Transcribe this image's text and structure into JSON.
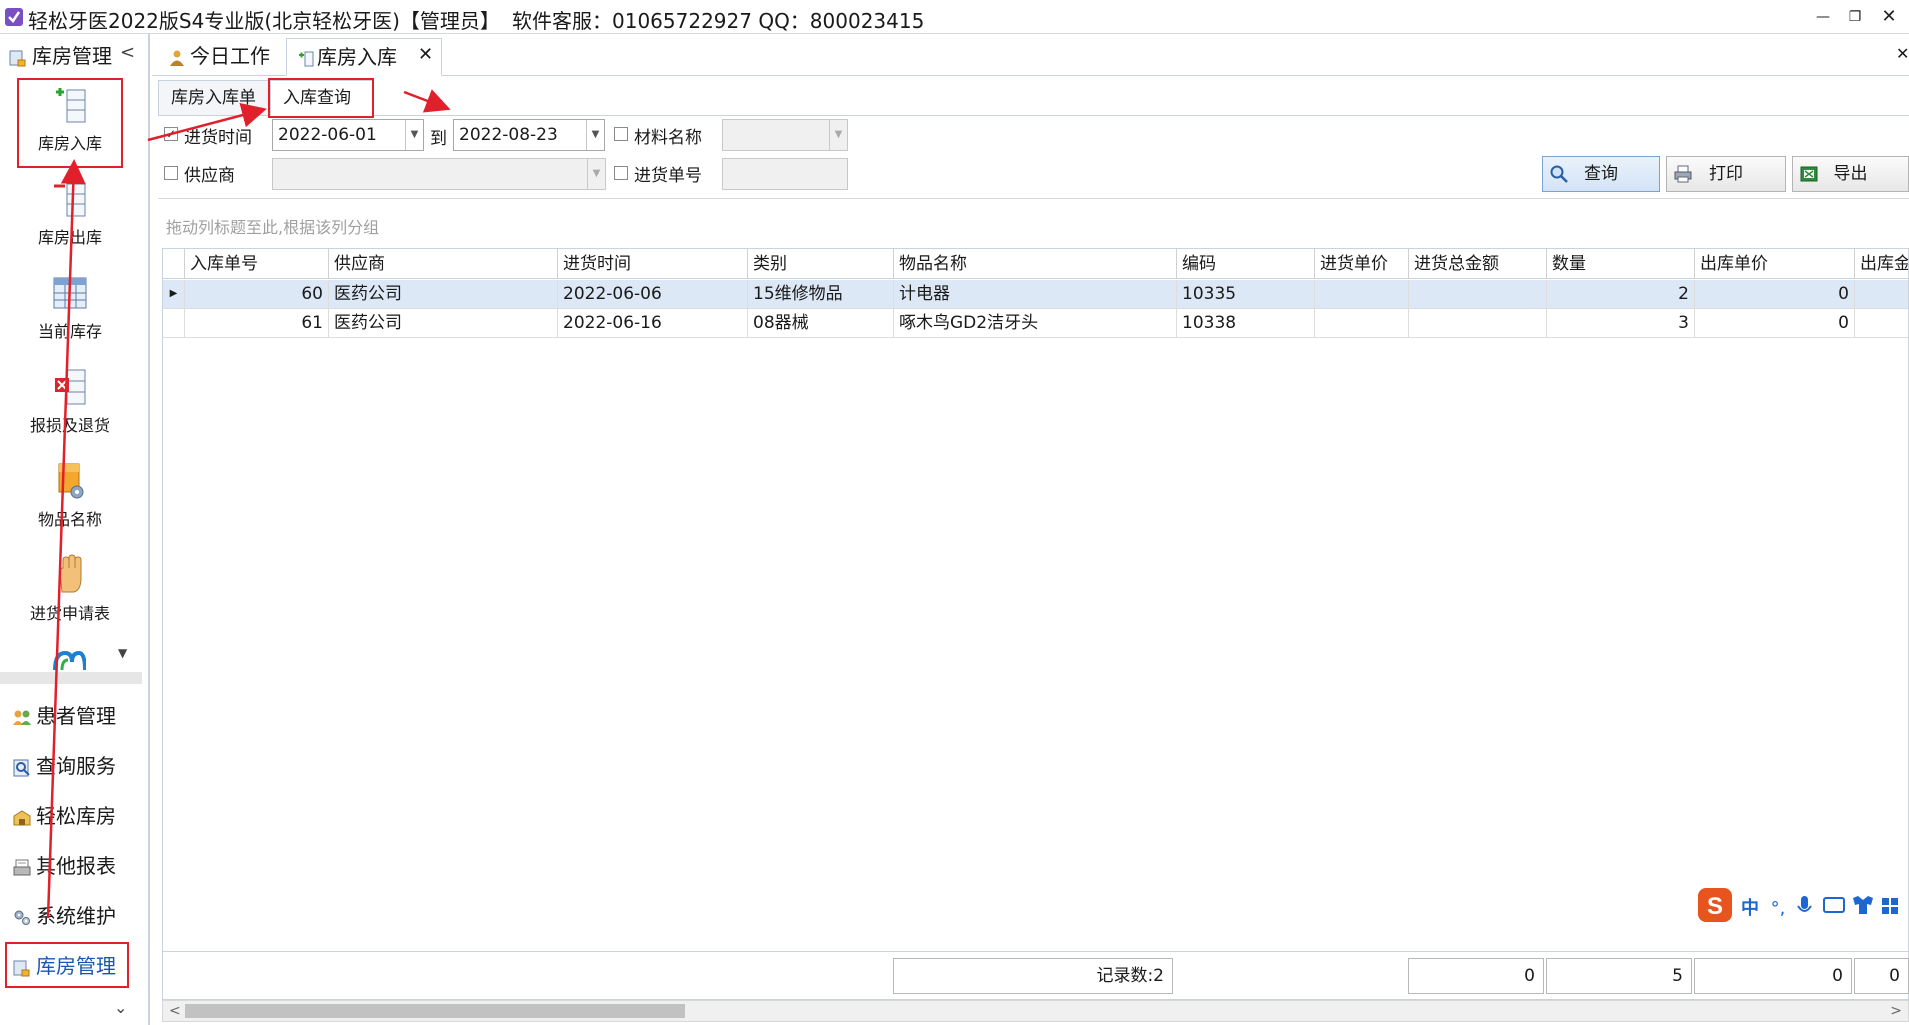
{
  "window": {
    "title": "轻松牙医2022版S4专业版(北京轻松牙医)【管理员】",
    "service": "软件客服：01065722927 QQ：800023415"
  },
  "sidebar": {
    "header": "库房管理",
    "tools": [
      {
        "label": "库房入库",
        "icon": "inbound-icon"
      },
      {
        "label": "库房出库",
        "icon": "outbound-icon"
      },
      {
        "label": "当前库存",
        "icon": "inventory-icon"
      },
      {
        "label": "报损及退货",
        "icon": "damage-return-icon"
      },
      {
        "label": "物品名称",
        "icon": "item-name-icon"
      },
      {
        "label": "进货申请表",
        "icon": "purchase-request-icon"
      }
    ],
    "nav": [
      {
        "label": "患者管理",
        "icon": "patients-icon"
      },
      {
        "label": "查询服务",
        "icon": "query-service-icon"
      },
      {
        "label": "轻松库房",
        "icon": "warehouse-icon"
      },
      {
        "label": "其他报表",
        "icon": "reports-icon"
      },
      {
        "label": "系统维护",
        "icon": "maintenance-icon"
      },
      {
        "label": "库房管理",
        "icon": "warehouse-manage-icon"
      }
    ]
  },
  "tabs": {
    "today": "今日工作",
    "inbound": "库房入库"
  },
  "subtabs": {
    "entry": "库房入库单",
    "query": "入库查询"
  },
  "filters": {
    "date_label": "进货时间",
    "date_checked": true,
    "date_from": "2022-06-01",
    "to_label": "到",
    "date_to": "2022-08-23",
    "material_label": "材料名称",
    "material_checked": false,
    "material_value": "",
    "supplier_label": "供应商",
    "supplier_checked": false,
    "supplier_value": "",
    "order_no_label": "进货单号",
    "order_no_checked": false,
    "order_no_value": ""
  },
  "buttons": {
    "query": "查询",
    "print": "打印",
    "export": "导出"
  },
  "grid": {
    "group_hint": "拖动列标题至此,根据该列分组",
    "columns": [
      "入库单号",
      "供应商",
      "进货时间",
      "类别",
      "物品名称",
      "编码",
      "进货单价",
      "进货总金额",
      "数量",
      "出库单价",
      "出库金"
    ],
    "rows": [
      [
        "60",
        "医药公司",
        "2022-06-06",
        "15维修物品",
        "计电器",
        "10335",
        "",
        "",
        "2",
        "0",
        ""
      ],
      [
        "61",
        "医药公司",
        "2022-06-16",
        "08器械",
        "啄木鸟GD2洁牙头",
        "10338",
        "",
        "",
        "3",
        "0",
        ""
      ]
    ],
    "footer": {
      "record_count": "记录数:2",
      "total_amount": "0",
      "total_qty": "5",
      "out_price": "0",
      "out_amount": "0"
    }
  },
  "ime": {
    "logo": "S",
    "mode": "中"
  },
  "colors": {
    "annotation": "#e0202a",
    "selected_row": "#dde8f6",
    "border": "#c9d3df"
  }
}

§ **WHAT TO DO**
All of the material above should be output exactly, with the pictures left behind.

§ **TASK RESULT**
Transcribe this image's text and structure into JSON.
{
  "window": {
    "title": "轻松牙医2022版S4专业版(北京轻松牙医)【管理员】",
    "service": "软件客服：01065722927 QQ：800023415"
  },
  "sidebar": {
    "header": "库房管理",
    "tools": [
      {
        "label": "库房入库",
        "icon": "inbound-icon"
      },
      {
        "label": "库房出库",
        "icon": "outbound-icon"
      },
      {
        "label": "当前库存",
        "icon": "inventory-icon"
      },
      {
        "label": "报损及退货",
        "icon": "damage-return-icon"
      },
      {
        "label": "物品名称",
        "icon": "item-name-icon"
      },
      {
        "label": "进货申请表",
        "icon": "purchase-request-icon"
      }
    ],
    "nav": [
      {
        "label": "患者管理",
        "icon": "patients-icon"
      },
      {
        "label": "查询服务",
        "icon": "query-service-icon"
      },
      {
        "label": "轻松库房",
        "icon": "warehouse-icon"
      },
      {
        "label": "其他报表",
        "icon": "reports-icon"
      },
      {
        "label": "系统维护",
        "icon": "maintenance-icon"
      },
      {
        "label": "库房管理",
        "icon": "warehouse-manage-icon"
      }
    ]
  },
  "tabs": {
    "today": "今日工作",
    "inbound": "库房入库"
  },
  "subtabs": {
    "entry": "库房入库单",
    "query": "入库查询"
  },
  "filters": {
    "date_label": "进货时间",
    "date_checked": true,
    "date_from": "2022-06-01",
    "to_label": "到",
    "date_to": "2022-08-23",
    "material_label": "材料名称",
    "material_checked": false,
    "material_value": "",
    "supplier_label": "供应商",
    "supplier_checked": false,
    "supplier_value": "",
    "order_no_label": "进货单号",
    "order_no_checked": false,
    "order_no_value": ""
  },
  "buttons": {
    "query": "查询",
    "print": "打印",
    "export": "导出"
  },
  "grid": {
    "group_hint": "拖动列标题至此,根据该列分组",
    "columns": [
      "入库单号",
      "供应商",
      "进货时间",
      "类别",
      "物品名称",
      "编码",
      "进货单价",
      "进货总金额",
      "数量",
      "出库单价",
      "出库金"
    ],
    "rows": [
      [
        "60",
        "医药公司",
        "2022-06-06",
        "15维修物品",
        "计电器",
        "10335",
        "",
        "",
        "2",
        "0",
        ""
      ],
      [
        "61",
        "医药公司",
        "2022-06-16",
        "08器械",
        "啄木鸟GD2洁牙头",
        "10338",
        "",
        "",
        "3",
        "0",
        ""
      ]
    ],
    "footer": {
      "record_count": "记录数:2",
      "total_amount": "0",
      "total_qty": "5",
      "out_price": "0",
      "out_amount": "0"
    }
  },
  "ime": {
    "logo": "S",
    "mode": "中"
  },
  "colors": {
    "annotation": "#e0202a",
    "selected_row": "#dde8f6",
    "border": "#c9d3df"
  }
}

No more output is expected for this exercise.